(Stored data)
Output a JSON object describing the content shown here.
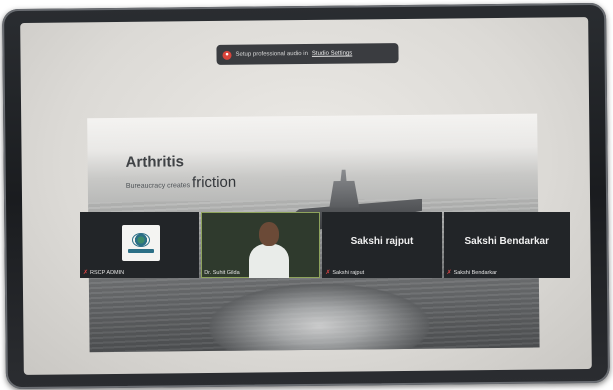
{
  "notification": {
    "text": "Setup professional audio in",
    "link": "Studio Settings"
  },
  "slide": {
    "title": "Arthritis",
    "subtitle_prefix": "Bureaucracy creates",
    "subtitle_accent": "friction"
  },
  "participants": [
    {
      "name": "RSCP ADMIN",
      "display": "",
      "muted": true,
      "type": "logo"
    },
    {
      "name": "Dr. Suhit Gilda",
      "display": "",
      "muted": false,
      "type": "video"
    },
    {
      "name": "Sakshi rajput",
      "display": "Sakshi rajput",
      "muted": true,
      "type": "name"
    },
    {
      "name": "Sakshi Bendarkar",
      "display": "Sakshi Bendarkar",
      "muted": true,
      "type": "name"
    }
  ],
  "colors": {
    "mic_off": "#e04545",
    "active_speaker_border": "#8ea35c",
    "tile_bg": "#222528"
  },
  "icons": {
    "notification": "record-icon",
    "mic_off": "mic-off-icon"
  }
}
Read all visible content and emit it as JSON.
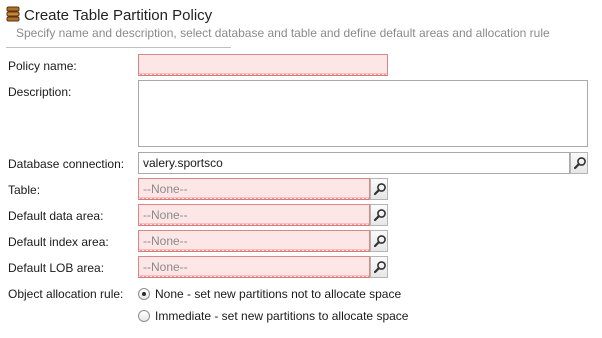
{
  "header": {
    "icon": "database-stack-icon",
    "title": "Create Table Partition Policy",
    "subtitle": "Specify name and description, select database and table and define default areas and allocation rule"
  },
  "form": {
    "policy_name": {
      "label": "Policy name:",
      "value": ""
    },
    "description": {
      "label": "Description:",
      "value": ""
    },
    "database_connection": {
      "label": "Database connection:",
      "value": "valery.sportsco"
    },
    "table": {
      "label": "Table:",
      "value": "--None--"
    },
    "default_data_area": {
      "label": "Default data area:",
      "value": "--None--"
    },
    "default_index_area": {
      "label": "Default index area:",
      "value": "--None--"
    },
    "default_lob_area": {
      "label": "Default LOB area:",
      "value": "--None--"
    },
    "allocation_rule": {
      "label": "Object allocation rule:",
      "options": [
        {
          "label": "None - set new partitions not to allocate space",
          "selected": true
        },
        {
          "label": "Immediate - set new partitions to allocate space",
          "selected": false
        }
      ]
    }
  },
  "colors": {
    "invalid_background": "#fde6e6",
    "invalid_border": "#d9888a",
    "squiggle": "#e34b4b",
    "subtitle": "#8a8a8a"
  }
}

The exercise.
Give back each entry exactly as it appears, with no pictures.

Correct result.
Output a JSON object describing the content shown here.
{
  "notification": {
    "text": "Setup professional audio in",
    "link": "Studio Settings"
  },
  "slide": {
    "title": "Arthritis",
    "subtitle_prefix": "Bureaucracy creates",
    "subtitle_accent": "friction"
  },
  "participants": [
    {
      "name": "RSCP ADMIN",
      "display": "",
      "muted": true,
      "type": "logo"
    },
    {
      "name": "Dr. Suhit Gilda",
      "display": "",
      "muted": false,
      "type": "video"
    },
    {
      "name": "Sakshi rajput",
      "display": "Sakshi rajput",
      "muted": true,
      "type": "name"
    },
    {
      "name": "Sakshi Bendarkar",
      "display": "Sakshi Bendarkar",
      "muted": true,
      "type": "name"
    }
  ],
  "colors": {
    "mic_off": "#e04545",
    "active_speaker_border": "#8ea35c",
    "tile_bg": "#222528"
  },
  "icons": {
    "notification": "record-icon",
    "mic_off": "mic-off-icon"
  }
}
Read all visible content and emit it as JSON.
{
  "header": {
    "icon": "database-stack-icon",
    "title": "Create Table Partition Policy",
    "subtitle": "Specify name and description, select database and table and define default areas and allocation rule"
  },
  "form": {
    "policy_name": {
      "label": "Policy name:",
      "value": ""
    },
    "description": {
      "label": "Description:",
      "value": ""
    },
    "database_connection": {
      "label": "Database connection:",
      "value": "valery.sportsco"
    },
    "table": {
      "label": "Table:",
      "value": "--None--"
    },
    "default_data_area": {
      "label": "Default data area:",
      "value": "--None--"
    },
    "default_index_area": {
      "label": "Default index area:",
      "value": "--None--"
    },
    "default_lob_area": {
      "label": "Default LOB area:",
      "value": "--None--"
    },
    "allocation_rule": {
      "label": "Object allocation rule:",
      "options": [
        {
          "label": "None - set new partitions not to allocate space",
          "selected": true
        },
        {
          "label": "Immediate - set new partitions to allocate space",
          "selected": false
        }
      ]
    }
  },
  "colors": {
    "invalid_background": "#fde6e6",
    "invalid_border": "#d9888a",
    "squiggle": "#e34b4b",
    "subtitle": "#8a8a8a"
  }
}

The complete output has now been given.